Updated: 25-jan-20
© Stephen Bennett 2000-2005

AUSTRALIAN JOURNAL 2003


My name is Stephen Bennett and I am a portrait painter. I travel around the world painting portraits of Indigenous people. My mission is to use my portraits to educate others about Indigenous culture. The world's Indigenous peoples live in the most diverse, colorful and fantastic ways. I want to help empower these peoples to continue and preserve their traditional ways of life. What you are about to read are some of my adventures as I attempt to learn more about the Aboriginal people in Australia. This documentary captures parts of my journey that led me to the people who became the subjects in my paintings. These are the people and locations that inspire my work. Let's go down under. 

Australia is an island continent and one of the most sparsely populated countries on earth.  Only 18 million occupants cling to the rim of a country almost the size of the United States, which has a population of over 270 million.  The vastness of Australia has to be experienced in order to be felt and appreciated.  It is also one of the driest and flattest continents on the planet.

JOBS>
**1.** List the three words the Australian journal introduction uses to describe the ways the world's Indigenous peoples live.
**2.** Please reproduce part of the Australian journal introduction word for word, starting at the words "AUSTRALIAN JOURNAL 2003" and ending after the words "go down under.".
**3.** According to the Australian journal introduction, how many occupants does Australia have?

RAW DATA>
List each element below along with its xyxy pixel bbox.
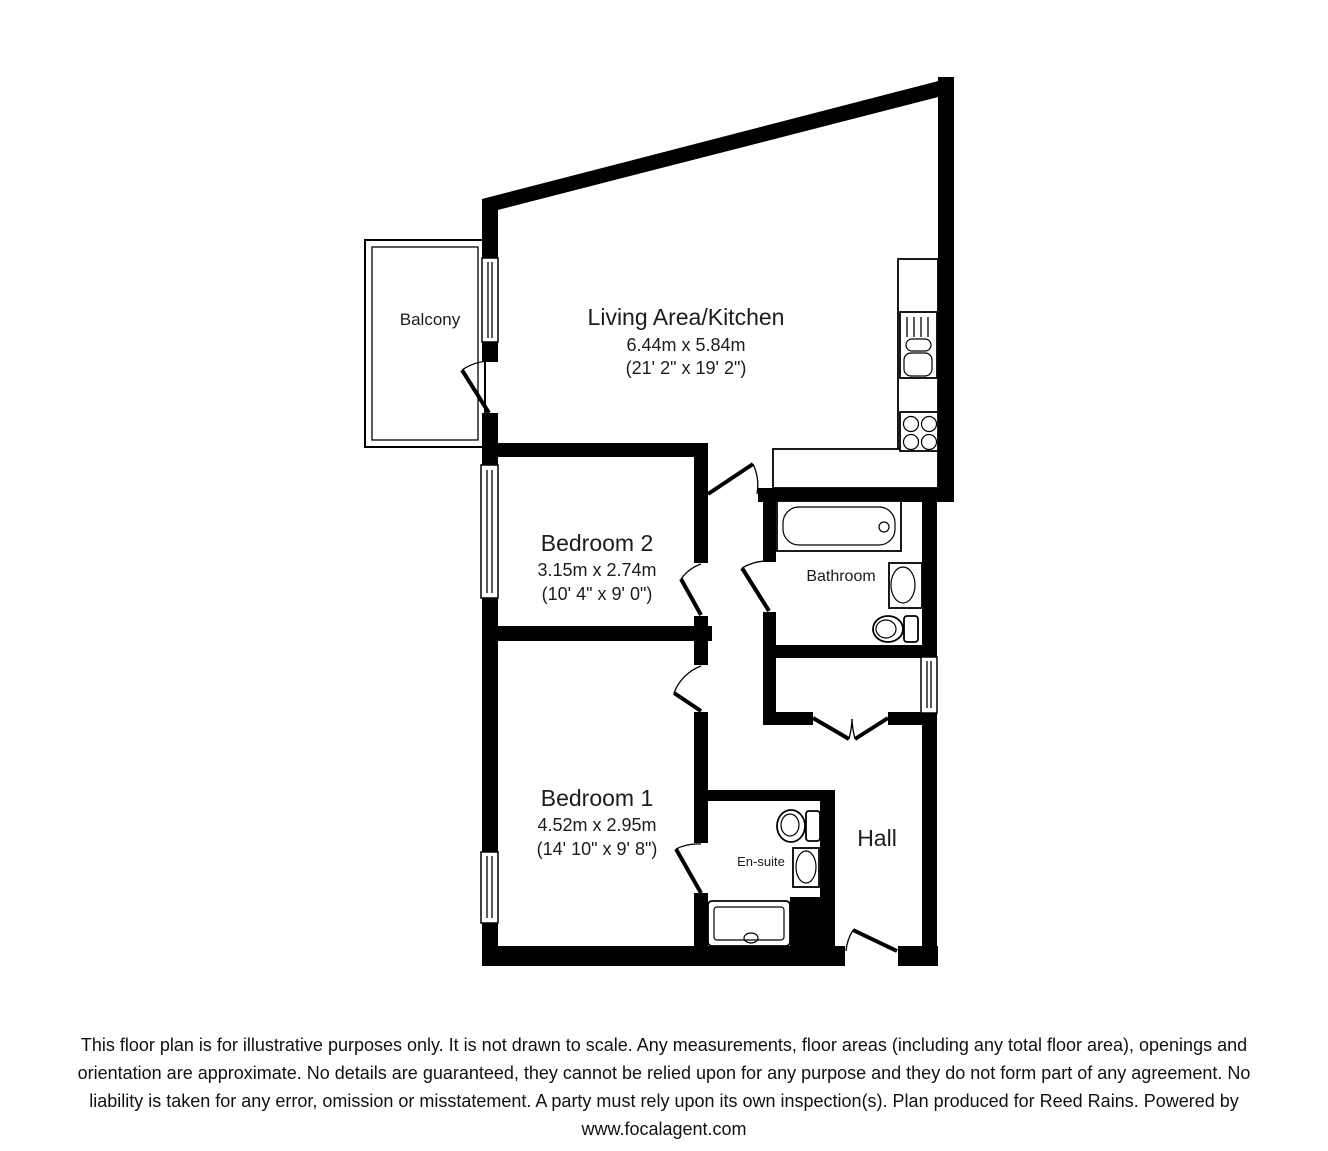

RESULTS>
**1.**
diverse
colorful
fantastic

**2.**
AUSTRALIAN JOURNAL 2003


My name is Stephen Bennett and I am a portrait painter. I travel around the world painting portraits of Indigenous people. My mission is to use my portraits to educate others about Indigenous culture. The world's Indigenous peoples live in the most diverse, colorful and fantastic ways. I want to help empower these peoples to continue and preserve their traditional ways of life. What you are about to read are some of my adventures as I attempt to learn more about the Aboriginal people in Australia. This documentary captures parts of my journey that led me to the people who became the subjects in my paintings. These are the people and locations that inspire my work. Let's go down under.

**3.** 18 million